*AIM OF THE EXERCISE:* How many of the lines below include "Practice"? Give the number and no other words.
_____
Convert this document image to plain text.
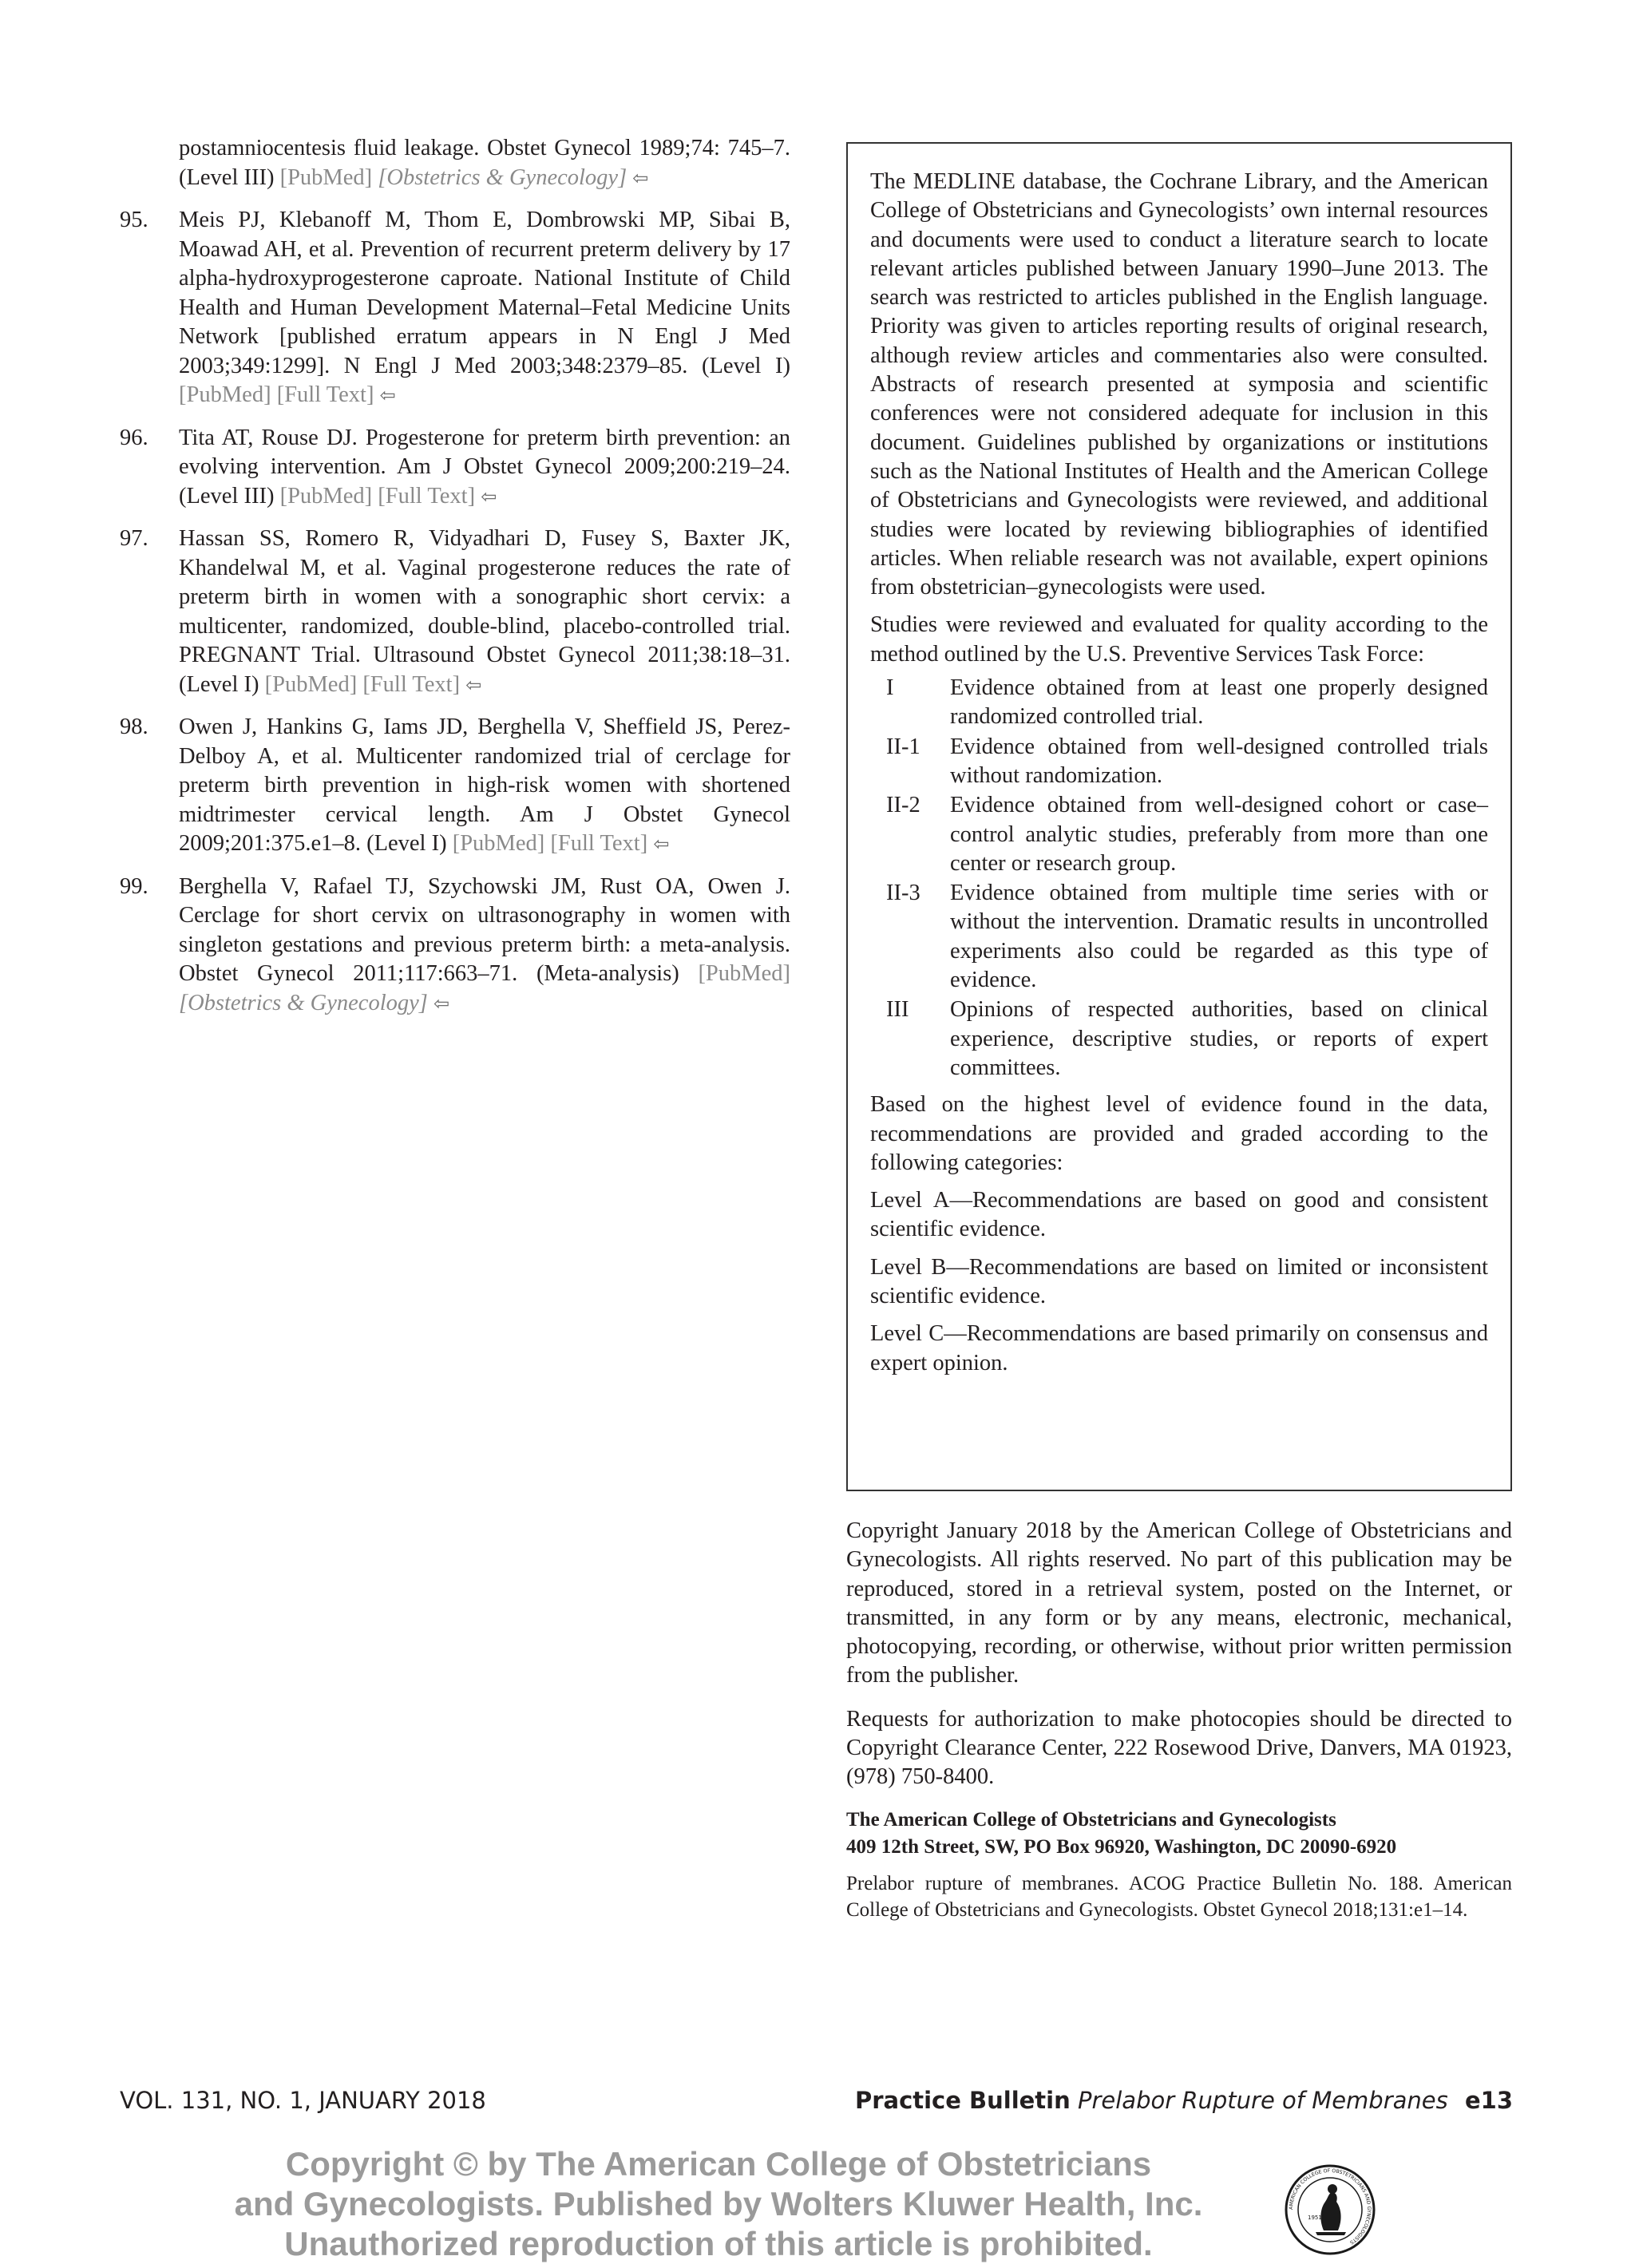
postamniocentesis fluid leakage. Obstet Gynecol 1989;74: 745–7. (Level III) [PubMed] [Obstetrics & Gynecology] ⇦
95.	Meis PJ, Klebanoff M, Thom E, Dombrowski MP, Sibai B, Moawad AH, et al. Prevention of recurrent preterm delivery by 17 alpha-hydroxyprogesterone caproate. National Institute of Child Health and Human Development Maternal–Fetal Medicine Units Network [published erratum appears in N Engl J Med 2003;349:1299]. N Engl J Med 2003;348:2379–85. (Level I) [PubMed] [Full Text] ⇦
96.	Tita AT, Rouse DJ. Progesterone for preterm birth prevention: an evolving intervention. Am J Obstet Gynecol 2009;200:219–24. (Level III) [PubMed] [Full Text] ⇦
97.	Hassan SS, Romero R, Vidyadhari D, Fusey S, Baxter JK, Khandelwal M, et al. Vaginal progesterone reduces the rate of preterm birth in women with a sonographic short cervix: a multicenter, randomized, double-blind, placebo-controlled trial. PREGNANT Trial. Ultrasound Obstet Gynecol 2011;38:18–31. (Level I) [PubMed] [Full Text] ⇦
98.	Owen J, Hankins G, Iams JD, Berghella V, Sheffield JS, Perez-Delboy A, et al. Multicenter randomized trial of cerclage for preterm birth prevention in high-risk women with shortened midtrimester cervical length. Am J Obstet Gynecol 2009;201:375.e1–8. (Level I) [PubMed] [Full Text] ⇦
99.	Berghella V, Rafael TJ, Szychowski JM, Rust OA, Owen J. Cerclage for short cervix on ultrasonography in women with singleton gestations and previous preterm birth: a meta-analysis. Obstet Gynecol 2011;117:663–71. (Meta-analysis) [PubMed] [Obstetrics & Gynecology] ⇦

The MEDLINE database, the Cochrane Library, and the American College of Obstetricians and Gynecologists’ own internal resources and documents were used to conduct a literature search to locate relevant articles published between January 1990–June 2013. The search was restricted to articles published in the English language. Priority was given to articles reporting results of original research, although review articles and commentaries also were consulted. Abstracts of research presented at symposia and scientific conferences were not considered adequate for inclusion in this document. Guidelines published by organizations or institutions such as the National Institutes of Health and the American College of Obstetricians and Gynecologists were reviewed, and additional studies were located by reviewing bibliographies of identified articles. When reliable research was not available, expert opinions from obstetrician–gynecologists were used.

Studies were reviewed and evaluated for quality according to the method outlined by the U.S. Preventive Services Task Force:

I Evidence obtained from at least one properly designed randomized controlled trial.
II-1 Evidence obtained from well-designed controlled trials without randomization.
II-2 Evidence obtained from well-designed cohort or case–control analytic studies, preferably from more than one center or research group.
II-3 Evidence obtained from multiple time series with or without the intervention. Dramatic results in uncontrolled experiments also could be regarded as this type of evidence.
III Opinions of respected authorities, based on clinical experience, descriptive studies, or reports of expert committees.

Based on the highest level of evidence found in the data, recommendations are provided and graded according to the following categories:

Level A—Recommendations are based on good and consistent scientific evidence.

Level B—Recommendations are based on limited or inconsistent scientific evidence.

Level C—Recommendations are based primarily on consensus and expert opinion.

Copyright January 2018 by the American College of Obstetricians and Gynecologists. All rights reserved. No part of this publication may be reproduced, stored in a retrieval system, posted on the Internet, or transmitted, in any form or by any means, electronic, mechanical, photocopying, recording, or otherwise, without prior written permission from the publisher.

Requests for authorization to make photocopies should be directed to Copyright Clearance Center, 222 Rosewood Drive, Danvers, MA 01923, (978) 750-8400.

The American College of Obstetricians and Gynecologists
409 12th Street, SW, PO Box 96920, Washington, DC 20090-6920

Prelabor rupture of membranes. ACOG Practice Bulletin No. 188. American College of Obstetricians and Gynecologists. Obstet Gynecol 2018;131:e1–14.

VOL. 131, NO. 1, JANUARY 2018	Practice Bulletin Prelabor Rupture of Membranes e13
Copyright © by The American College of Obstetricians
and Gynecologists. Published by Wolters Kluwer Health, Inc.
Unauthorized reproduction of this article is prohibited.
AMERICAN COLLEGE OF OBSTETRICIANS AND GYNECOLOGISTS
1951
_____
*THE OUTPUT:* 2